## Directive
Copy the lines holding the word "title", all of them.

## Data entries
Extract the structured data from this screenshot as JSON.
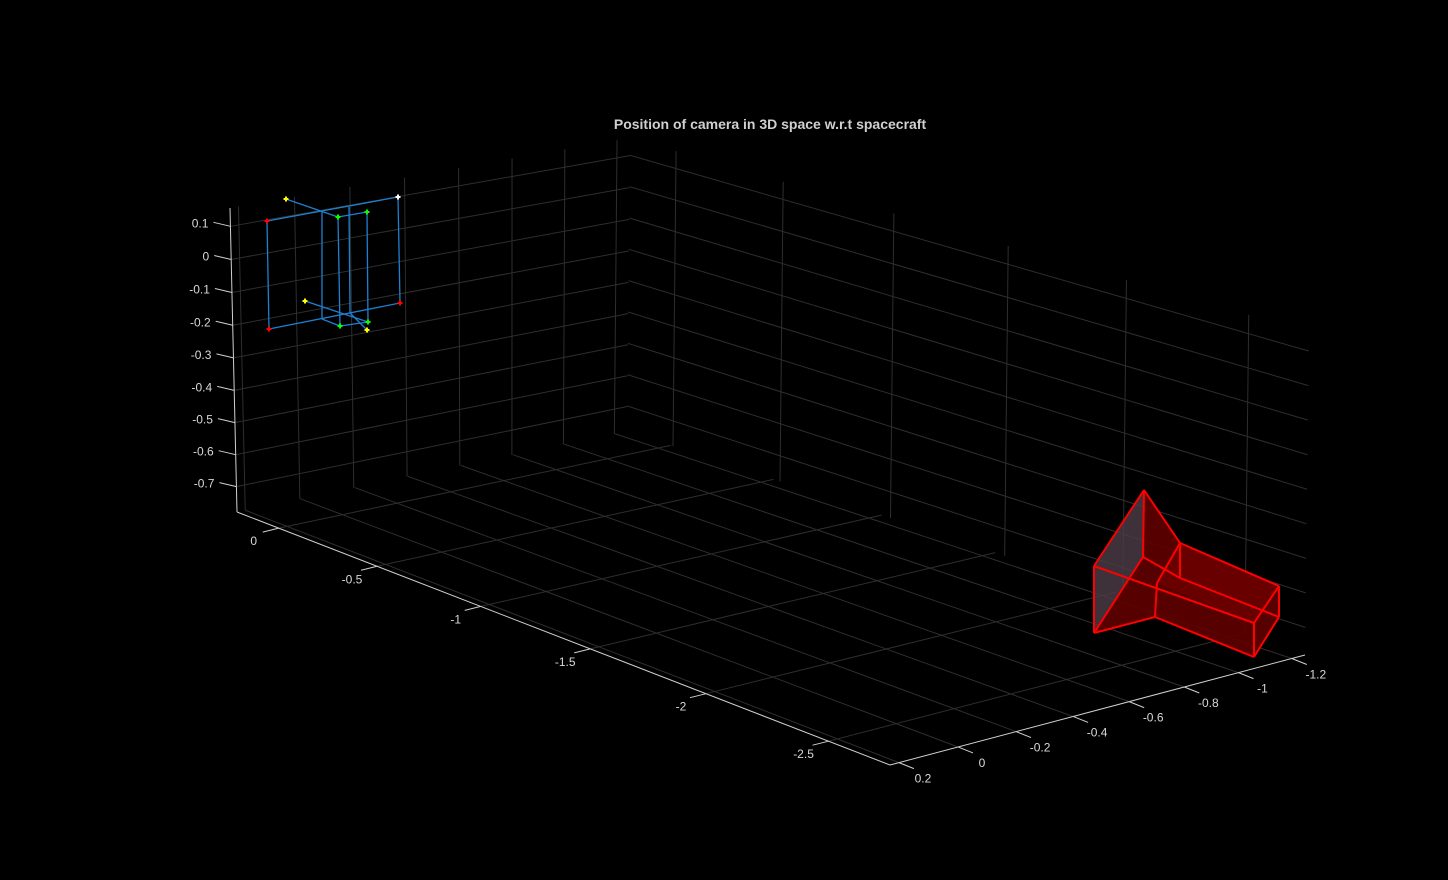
{
  "chart_data": {
    "type": "line",
    "projection": "3d",
    "title": "Position of camera in 3D space w.r.t spacecraft",
    "background": "#000000",
    "grid": true,
    "x": {
      "ticks": [
        0,
        -0.5,
        -1,
        -1.5,
        -2,
        -2.5
      ],
      "tick_labels": [
        "0",
        "-0.5",
        "-1",
        "-1.5",
        "-2",
        "-2.5"
      ],
      "lim": [
        -2.74,
        0.22
      ]
    },
    "y": {
      "ticks": [
        0.2,
        0,
        -0.2,
        -0.4,
        -0.6,
        -0.8,
        -1,
        -1.2
      ],
      "tick_labels": [
        "0.2",
        "0",
        "-0.2",
        "-0.4",
        "-0.6",
        "-0.8",
        "-1",
        "-1.2"
      ],
      "lim": [
        -1.25,
        0.23
      ]
    },
    "z": {
      "ticks": [
        0.1,
        0,
        -0.1,
        -0.2,
        -0.3,
        -0.4,
        -0.5,
        -0.6,
        -0.7
      ],
      "tick_labels": [
        "0.1",
        "0",
        "-0.1",
        "-0.2",
        "-0.3",
        "-0.4",
        "-0.5",
        "-0.6",
        "-0.7"
      ],
      "lim": [
        -0.78,
        0.155
      ]
    },
    "series": [
      {
        "kind": "wireframe",
        "color": "#0072bd",
        "marker": "+",
        "marker_colors": [
          "#ff0000",
          "#00ff00",
          "#ffff00",
          "#ffffff"
        ]
      },
      {
        "kind": "filled-mesh",
        "edge_color": "#ff0000",
        "face_color": "#600000"
      }
    ]
  }
}
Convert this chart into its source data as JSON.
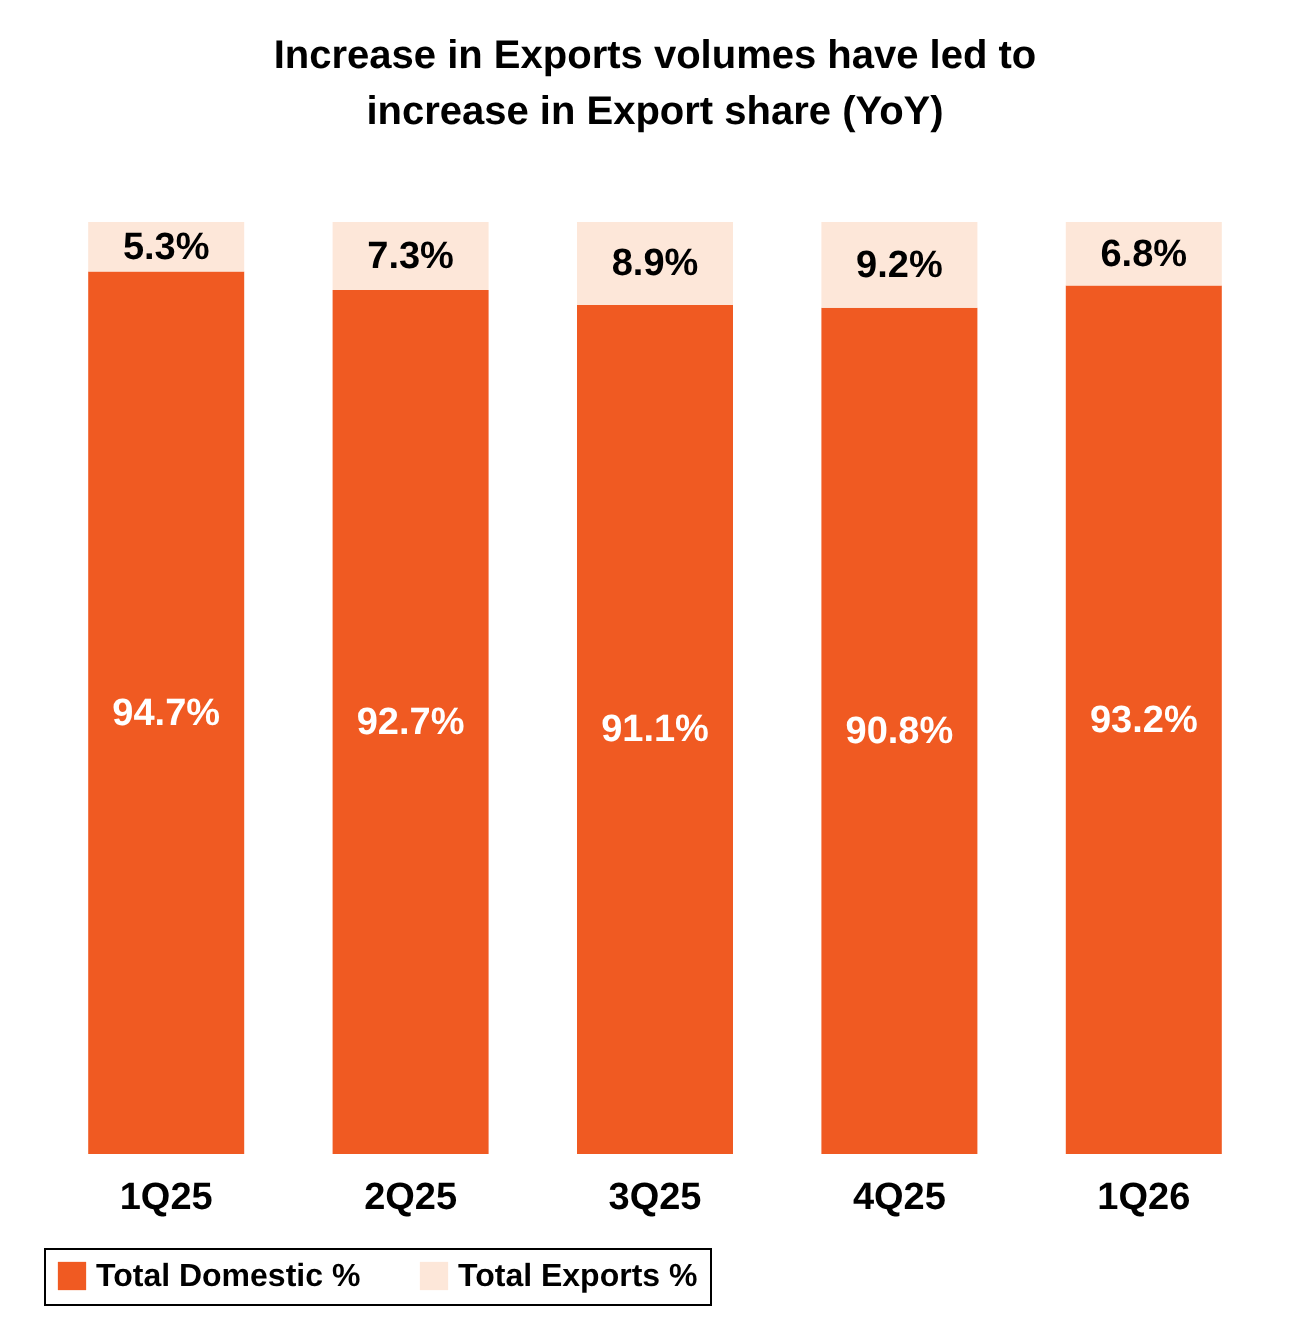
{
  "chart_data": {
    "type": "bar",
    "title": "Increase in Exports volumes have led to increase in Export share (YoY)",
    "categories": [
      "1Q25",
      "2Q25",
      "3Q25",
      "4Q25",
      "1Q26"
    ],
    "stacked": true,
    "tick_labels": "x",
    "legend": "bottom",
    "series": [
      {
        "name": "Total Domestic %",
        "color": "#f05a22",
        "values": [
          94.7,
          92.7,
          91.1,
          90.8,
          93.2
        ],
        "value_labels": [
          "94.7%",
          "92.7%",
          "91.1%",
          "90.8%",
          "93.2%"
        ]
      },
      {
        "name": "Total Exports %",
        "color": "#fde7d9",
        "values": [
          5.3,
          7.3,
          8.9,
          9.2,
          6.8
        ],
        "value_labels": [
          "5.3%",
          "7.3%",
          "8.9%",
          "9.2%",
          "6.8%"
        ]
      }
    ]
  }
}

## Right answer
    "title": "Position of camera in 3D space w.r.t spacecraft",
    "title": "Increase in Exports volumes have led to increase in Export share (YoY)",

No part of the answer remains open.